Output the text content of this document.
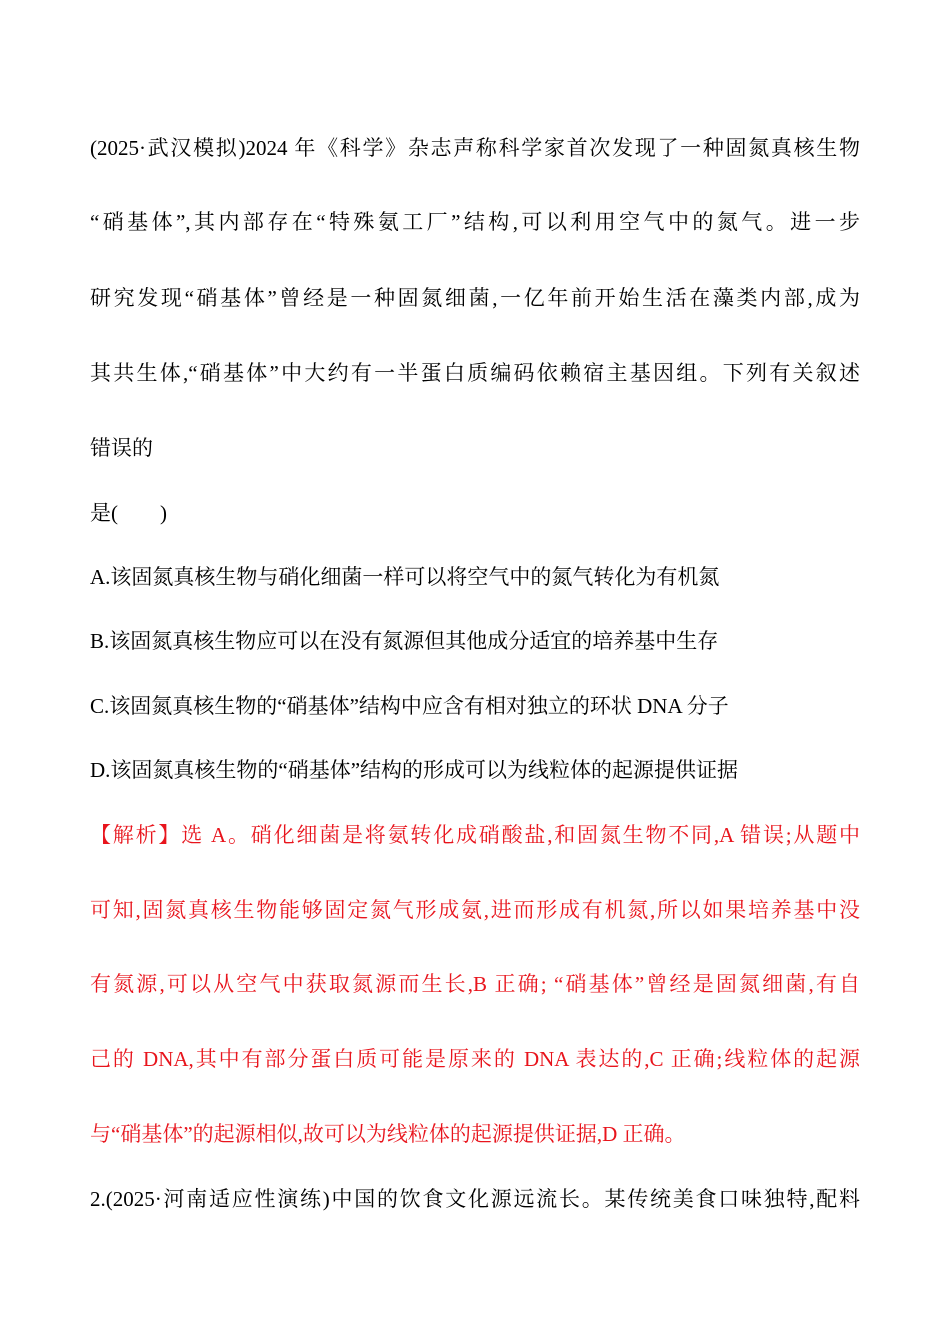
(2025·武汉模拟)2024 年《科学》杂志声称科学家首次发现了一种固氮真核生物
“硝基体”,其内部存在“特殊氨工厂”结构,可以利用空气中的氮气。进一步
研究发现“硝基体”曾经是一种固氮细菌,一亿年前开始生活在藻类内部,成为
其共生体,“硝基体”中大约有一半蛋白质编码依赖宿主基因组。下列有关叙述
错误的
是(　　)
A.该固氮真核生物与硝化细菌一样可以将空气中的氮气转化为有机氮
B.该固氮真核生物应可以在没有氮源但其他成分适宜的培养基中生存
C.该固氮真核生物的“硝基体”结构中应含有相对独立的环状 DNA 分子
D.该固氮真核生物的“硝基体”结构的形成可以为线粒体的起源提供证据
【解析】选 A。硝化细菌是将氨转化成硝酸盐,和固氮生物不同,A 错误;从题中
可知,固氮真核生物能够固定氮气形成氨,进而形成有机氮,所以如果培养基中没
有氮源,可以从空气中获取氮源而生长,B 正确; “硝基体”曾经是固氮细菌,有自
己的 DNA,其中有部分蛋白质可能是原来的 DNA 表达的,C 正确;线粒体的起源
与“硝基体”的起源相似,故可以为线粒体的起源提供证据,D 正确。
2.(2025·河南适应性演练)中国的饮食文化源远流长。某传统美食口味独特,配料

**Short exercise**.
Copy each line of the entries that includes the word "该固氮真核生物的".

**Result**.
C.该固氮真核生物的“硝基体”结构中应含有相对独立的环状 DNA 分子
D.该固氮真核生物的“硝基体”结构的形成可以为线粒体的起源提供证据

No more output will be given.